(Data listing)
_ _ _ _ _ _ _

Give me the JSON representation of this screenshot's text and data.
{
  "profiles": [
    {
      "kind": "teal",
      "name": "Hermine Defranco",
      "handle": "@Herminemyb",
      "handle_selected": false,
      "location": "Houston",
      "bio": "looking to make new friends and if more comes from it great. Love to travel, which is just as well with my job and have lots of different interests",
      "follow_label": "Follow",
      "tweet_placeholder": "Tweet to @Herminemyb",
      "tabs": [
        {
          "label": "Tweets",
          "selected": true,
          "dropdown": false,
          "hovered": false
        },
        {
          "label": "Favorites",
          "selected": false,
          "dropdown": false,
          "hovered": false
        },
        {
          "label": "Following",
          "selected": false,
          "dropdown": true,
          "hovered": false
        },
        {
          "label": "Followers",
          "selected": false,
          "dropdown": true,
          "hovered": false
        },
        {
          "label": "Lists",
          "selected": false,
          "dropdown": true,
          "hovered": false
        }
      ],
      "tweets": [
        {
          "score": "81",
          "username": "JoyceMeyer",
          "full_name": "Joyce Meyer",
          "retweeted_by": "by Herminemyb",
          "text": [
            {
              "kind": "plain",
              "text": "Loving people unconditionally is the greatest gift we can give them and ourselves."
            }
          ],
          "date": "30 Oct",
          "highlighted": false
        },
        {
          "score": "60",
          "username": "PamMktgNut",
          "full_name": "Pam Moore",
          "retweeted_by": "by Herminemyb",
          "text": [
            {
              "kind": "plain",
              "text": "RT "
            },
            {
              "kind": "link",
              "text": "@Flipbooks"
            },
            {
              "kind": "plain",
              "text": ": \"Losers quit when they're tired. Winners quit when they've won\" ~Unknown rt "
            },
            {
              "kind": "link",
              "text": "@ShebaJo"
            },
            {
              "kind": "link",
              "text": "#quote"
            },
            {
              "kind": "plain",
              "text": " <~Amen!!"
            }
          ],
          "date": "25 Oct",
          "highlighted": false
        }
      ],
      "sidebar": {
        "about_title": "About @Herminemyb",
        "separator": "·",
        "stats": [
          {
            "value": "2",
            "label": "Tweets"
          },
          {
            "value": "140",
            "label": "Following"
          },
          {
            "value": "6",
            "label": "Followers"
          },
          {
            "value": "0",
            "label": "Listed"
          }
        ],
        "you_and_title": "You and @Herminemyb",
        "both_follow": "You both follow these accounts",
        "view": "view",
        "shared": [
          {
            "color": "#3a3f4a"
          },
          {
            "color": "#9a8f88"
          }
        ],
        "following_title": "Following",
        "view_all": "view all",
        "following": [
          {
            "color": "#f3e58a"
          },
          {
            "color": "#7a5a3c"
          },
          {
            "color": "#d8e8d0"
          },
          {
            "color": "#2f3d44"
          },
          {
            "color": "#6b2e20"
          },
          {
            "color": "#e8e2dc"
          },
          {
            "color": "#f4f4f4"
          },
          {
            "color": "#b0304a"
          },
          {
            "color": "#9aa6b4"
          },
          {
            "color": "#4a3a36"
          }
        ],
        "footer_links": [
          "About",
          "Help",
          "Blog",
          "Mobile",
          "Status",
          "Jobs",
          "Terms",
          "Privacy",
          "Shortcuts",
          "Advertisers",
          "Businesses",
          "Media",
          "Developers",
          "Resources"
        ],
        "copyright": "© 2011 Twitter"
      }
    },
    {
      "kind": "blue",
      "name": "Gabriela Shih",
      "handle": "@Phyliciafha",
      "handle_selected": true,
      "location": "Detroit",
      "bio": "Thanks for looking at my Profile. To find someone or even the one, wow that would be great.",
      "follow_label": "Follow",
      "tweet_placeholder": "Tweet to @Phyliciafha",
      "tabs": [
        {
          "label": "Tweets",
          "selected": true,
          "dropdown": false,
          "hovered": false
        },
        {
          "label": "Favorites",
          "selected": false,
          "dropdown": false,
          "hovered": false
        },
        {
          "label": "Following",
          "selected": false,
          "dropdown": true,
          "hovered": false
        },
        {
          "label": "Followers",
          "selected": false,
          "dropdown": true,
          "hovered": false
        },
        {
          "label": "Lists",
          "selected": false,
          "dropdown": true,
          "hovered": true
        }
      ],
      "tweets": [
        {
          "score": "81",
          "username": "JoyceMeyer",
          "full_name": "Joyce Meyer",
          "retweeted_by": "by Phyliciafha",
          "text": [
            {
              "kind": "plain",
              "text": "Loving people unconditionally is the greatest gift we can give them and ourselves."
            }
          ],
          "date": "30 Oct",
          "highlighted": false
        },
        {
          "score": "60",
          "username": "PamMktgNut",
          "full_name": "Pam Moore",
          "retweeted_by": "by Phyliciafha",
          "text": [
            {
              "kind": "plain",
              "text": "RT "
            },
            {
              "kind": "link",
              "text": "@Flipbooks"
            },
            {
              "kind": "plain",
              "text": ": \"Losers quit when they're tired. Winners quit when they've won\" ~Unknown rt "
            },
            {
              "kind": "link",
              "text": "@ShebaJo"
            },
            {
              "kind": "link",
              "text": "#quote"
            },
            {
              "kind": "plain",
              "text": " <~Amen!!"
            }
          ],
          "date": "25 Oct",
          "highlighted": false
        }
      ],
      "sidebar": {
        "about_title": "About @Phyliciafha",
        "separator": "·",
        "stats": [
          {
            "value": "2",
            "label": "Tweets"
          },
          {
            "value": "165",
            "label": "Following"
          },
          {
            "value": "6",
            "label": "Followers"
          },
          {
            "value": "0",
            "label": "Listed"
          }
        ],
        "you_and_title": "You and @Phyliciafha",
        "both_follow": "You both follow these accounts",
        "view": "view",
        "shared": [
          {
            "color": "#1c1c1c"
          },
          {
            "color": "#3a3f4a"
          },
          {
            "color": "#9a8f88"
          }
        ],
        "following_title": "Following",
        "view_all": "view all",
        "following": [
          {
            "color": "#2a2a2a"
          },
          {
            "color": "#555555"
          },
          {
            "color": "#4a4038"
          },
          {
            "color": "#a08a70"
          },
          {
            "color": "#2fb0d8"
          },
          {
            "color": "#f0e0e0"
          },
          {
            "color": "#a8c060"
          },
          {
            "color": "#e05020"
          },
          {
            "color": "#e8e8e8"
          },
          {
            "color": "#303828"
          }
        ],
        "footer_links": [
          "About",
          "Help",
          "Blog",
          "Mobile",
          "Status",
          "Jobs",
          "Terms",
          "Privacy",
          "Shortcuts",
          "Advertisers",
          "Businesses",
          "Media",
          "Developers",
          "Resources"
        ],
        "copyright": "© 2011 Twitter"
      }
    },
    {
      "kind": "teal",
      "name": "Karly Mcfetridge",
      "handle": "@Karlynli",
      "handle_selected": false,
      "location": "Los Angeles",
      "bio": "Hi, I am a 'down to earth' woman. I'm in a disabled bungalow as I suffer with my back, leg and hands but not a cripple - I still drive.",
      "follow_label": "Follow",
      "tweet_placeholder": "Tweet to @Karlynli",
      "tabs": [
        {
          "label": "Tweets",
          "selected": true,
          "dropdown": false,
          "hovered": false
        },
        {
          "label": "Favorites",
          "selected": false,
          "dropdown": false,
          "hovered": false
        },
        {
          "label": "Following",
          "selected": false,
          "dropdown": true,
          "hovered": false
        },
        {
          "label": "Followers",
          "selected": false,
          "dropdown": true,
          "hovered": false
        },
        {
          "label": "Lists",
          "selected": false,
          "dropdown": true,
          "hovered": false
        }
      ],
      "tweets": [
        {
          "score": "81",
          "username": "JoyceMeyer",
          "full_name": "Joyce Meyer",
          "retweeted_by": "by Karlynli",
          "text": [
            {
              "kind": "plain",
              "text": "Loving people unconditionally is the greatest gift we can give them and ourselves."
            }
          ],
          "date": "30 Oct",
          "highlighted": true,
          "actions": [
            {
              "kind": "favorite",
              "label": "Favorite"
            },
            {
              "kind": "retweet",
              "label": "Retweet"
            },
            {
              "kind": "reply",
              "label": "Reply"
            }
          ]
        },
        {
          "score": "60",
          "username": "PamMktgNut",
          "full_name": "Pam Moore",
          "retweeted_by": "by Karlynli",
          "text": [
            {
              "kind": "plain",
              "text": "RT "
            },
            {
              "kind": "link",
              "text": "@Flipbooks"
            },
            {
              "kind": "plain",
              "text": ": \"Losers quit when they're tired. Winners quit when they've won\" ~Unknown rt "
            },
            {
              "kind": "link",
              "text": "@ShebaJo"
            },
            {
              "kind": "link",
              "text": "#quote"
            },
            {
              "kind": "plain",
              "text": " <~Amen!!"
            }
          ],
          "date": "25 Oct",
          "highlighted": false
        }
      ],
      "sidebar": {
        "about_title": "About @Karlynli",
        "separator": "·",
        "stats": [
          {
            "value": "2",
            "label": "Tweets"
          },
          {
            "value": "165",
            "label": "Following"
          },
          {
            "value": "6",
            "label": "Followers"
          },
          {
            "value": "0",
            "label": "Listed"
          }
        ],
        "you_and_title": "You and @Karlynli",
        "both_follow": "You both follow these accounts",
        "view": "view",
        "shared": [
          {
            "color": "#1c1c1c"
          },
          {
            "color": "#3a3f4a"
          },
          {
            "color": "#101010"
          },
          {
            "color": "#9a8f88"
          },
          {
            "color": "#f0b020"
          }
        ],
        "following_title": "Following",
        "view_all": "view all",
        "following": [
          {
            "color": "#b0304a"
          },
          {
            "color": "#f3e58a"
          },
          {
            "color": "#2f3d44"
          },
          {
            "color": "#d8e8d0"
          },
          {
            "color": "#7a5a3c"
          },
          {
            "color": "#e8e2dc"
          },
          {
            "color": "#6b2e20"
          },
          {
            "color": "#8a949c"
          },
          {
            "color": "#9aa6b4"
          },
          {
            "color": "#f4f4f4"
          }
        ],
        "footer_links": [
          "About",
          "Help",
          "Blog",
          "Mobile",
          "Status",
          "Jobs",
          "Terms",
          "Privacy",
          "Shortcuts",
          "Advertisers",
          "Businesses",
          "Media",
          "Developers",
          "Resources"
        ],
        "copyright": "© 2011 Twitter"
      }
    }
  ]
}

_ _ _ _ _ _ _

AIM OF THE TASK:
Pick out, from the lines above, every one that contains the string "location".

WRITTEN SOLUTION:
      "location": "Houston",
      "location": "Detroit",
      "location": "Los Angeles",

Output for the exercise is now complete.